Stored items from a collection:
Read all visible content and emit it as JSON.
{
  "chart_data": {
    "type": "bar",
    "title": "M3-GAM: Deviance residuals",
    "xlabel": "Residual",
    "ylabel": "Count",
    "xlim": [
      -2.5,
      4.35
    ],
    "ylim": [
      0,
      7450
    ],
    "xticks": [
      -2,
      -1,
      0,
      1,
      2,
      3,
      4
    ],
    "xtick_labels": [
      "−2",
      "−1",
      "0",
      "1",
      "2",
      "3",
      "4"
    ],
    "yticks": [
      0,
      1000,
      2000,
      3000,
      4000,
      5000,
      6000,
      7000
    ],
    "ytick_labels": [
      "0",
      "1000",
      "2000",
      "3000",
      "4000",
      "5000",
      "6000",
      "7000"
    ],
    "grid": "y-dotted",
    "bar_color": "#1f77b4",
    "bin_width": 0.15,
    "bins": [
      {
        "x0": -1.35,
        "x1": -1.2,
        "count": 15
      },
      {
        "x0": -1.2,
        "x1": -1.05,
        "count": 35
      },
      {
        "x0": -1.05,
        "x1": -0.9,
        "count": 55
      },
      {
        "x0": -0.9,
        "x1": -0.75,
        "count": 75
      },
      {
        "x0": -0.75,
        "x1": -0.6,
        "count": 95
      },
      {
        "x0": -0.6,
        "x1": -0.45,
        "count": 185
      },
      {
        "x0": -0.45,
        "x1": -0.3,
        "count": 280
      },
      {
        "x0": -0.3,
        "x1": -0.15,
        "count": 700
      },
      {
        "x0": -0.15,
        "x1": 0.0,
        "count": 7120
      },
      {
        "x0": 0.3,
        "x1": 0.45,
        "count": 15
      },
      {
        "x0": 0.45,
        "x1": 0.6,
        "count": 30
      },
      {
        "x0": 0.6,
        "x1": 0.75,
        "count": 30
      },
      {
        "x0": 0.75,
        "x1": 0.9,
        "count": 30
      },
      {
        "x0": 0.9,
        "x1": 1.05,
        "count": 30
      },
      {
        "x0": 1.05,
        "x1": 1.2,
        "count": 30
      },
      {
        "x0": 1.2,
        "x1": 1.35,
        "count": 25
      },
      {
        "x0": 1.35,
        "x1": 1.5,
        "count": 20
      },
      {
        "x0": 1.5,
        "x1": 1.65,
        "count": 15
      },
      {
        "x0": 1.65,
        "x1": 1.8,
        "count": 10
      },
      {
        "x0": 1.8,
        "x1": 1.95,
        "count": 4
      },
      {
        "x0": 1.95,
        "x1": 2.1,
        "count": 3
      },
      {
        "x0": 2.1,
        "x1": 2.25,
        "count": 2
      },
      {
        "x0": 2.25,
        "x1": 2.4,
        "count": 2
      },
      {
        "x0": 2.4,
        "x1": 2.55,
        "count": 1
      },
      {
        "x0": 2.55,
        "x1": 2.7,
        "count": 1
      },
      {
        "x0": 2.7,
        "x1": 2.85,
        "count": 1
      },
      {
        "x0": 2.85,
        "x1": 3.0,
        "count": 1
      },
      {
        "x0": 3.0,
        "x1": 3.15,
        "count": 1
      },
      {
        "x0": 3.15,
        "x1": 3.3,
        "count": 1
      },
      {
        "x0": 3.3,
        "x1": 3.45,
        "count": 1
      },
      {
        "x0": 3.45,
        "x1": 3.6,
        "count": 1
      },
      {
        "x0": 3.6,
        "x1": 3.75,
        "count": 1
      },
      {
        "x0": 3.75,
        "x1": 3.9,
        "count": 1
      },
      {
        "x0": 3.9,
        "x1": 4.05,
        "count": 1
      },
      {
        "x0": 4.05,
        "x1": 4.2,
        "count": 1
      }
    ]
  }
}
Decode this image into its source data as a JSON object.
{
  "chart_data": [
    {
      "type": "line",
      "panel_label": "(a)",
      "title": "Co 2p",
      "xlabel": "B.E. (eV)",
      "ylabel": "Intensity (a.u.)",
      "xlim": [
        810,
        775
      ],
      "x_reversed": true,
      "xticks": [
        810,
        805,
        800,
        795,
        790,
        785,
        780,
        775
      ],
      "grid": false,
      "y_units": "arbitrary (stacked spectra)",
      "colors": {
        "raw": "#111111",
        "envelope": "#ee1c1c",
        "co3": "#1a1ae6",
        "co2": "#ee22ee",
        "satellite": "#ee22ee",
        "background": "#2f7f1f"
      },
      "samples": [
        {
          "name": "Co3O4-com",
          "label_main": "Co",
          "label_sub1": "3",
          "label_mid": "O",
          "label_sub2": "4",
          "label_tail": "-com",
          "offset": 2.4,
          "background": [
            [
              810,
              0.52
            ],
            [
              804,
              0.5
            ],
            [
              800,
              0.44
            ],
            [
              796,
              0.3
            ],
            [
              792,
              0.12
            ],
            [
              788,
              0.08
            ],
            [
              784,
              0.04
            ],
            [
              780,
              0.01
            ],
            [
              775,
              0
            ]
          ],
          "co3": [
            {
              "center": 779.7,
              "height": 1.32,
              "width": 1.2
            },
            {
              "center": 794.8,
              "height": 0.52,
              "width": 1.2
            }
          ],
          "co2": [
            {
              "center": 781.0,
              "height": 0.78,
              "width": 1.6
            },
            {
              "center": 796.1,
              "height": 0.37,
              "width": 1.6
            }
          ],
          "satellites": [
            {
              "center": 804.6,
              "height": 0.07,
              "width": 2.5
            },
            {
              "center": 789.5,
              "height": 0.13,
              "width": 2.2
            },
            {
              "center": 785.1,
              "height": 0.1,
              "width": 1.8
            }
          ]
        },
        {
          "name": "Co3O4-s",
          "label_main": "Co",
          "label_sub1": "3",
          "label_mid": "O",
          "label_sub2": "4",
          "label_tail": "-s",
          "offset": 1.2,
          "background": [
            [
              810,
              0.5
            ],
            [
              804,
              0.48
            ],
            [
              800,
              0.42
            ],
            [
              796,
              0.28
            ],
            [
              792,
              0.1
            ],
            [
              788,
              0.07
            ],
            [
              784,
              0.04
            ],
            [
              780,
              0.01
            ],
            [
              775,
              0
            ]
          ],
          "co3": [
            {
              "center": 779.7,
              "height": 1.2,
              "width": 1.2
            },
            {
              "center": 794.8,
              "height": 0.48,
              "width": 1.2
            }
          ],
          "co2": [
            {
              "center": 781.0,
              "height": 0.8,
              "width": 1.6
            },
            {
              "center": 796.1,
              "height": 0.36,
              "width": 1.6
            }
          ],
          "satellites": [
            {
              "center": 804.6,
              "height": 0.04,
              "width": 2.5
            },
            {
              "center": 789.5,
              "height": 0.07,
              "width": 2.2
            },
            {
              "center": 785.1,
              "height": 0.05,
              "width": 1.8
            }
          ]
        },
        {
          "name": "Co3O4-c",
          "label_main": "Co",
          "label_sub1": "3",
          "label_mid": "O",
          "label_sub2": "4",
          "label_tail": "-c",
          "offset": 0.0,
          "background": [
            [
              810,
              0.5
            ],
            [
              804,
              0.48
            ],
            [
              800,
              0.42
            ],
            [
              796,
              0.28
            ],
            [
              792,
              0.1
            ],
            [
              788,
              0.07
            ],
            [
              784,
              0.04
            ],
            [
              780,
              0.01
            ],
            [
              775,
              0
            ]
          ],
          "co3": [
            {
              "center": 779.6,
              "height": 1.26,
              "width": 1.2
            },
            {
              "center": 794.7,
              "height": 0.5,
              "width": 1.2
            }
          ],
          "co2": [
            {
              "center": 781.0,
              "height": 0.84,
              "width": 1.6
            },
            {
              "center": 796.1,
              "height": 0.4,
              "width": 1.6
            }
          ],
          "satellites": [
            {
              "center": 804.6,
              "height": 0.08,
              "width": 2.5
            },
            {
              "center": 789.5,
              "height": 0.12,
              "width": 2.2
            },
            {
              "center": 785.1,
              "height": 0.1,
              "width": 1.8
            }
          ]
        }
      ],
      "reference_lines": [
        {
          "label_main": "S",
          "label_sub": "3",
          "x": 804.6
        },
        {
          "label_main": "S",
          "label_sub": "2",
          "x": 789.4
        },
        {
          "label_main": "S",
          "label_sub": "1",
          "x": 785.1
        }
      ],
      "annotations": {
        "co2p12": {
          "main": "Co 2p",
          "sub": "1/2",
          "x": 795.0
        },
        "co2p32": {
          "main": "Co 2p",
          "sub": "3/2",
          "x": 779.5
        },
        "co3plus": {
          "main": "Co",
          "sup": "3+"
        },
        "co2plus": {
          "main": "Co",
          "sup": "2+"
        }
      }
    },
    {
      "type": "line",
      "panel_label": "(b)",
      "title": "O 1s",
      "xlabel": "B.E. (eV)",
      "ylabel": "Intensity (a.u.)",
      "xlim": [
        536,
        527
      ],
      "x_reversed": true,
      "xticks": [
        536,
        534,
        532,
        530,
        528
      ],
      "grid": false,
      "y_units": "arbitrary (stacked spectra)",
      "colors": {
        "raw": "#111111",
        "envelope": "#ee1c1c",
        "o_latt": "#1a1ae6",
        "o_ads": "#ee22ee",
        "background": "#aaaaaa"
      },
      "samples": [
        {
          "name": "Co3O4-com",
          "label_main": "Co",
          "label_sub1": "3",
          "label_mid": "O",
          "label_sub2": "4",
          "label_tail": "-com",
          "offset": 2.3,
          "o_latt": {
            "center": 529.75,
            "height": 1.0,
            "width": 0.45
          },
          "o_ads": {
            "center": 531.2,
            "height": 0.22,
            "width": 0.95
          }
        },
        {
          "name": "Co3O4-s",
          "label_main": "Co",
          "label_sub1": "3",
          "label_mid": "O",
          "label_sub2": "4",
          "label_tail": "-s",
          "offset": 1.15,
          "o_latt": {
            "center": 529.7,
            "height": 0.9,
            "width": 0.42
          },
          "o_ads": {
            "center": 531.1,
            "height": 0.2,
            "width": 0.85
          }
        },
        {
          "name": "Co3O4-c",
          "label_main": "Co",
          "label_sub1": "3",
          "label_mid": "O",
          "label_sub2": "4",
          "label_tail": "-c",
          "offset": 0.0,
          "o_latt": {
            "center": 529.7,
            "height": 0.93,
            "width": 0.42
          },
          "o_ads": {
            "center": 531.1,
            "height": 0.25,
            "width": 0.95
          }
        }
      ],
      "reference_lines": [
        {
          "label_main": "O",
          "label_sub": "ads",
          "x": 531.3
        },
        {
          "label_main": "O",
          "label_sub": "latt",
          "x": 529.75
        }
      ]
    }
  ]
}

What is asked -
Pick out each line that holds the string "title".

Final result -
    "title": "M3-GAM: Deviance residuals",
      "title": "Co 2p",
      "title": "O 1s",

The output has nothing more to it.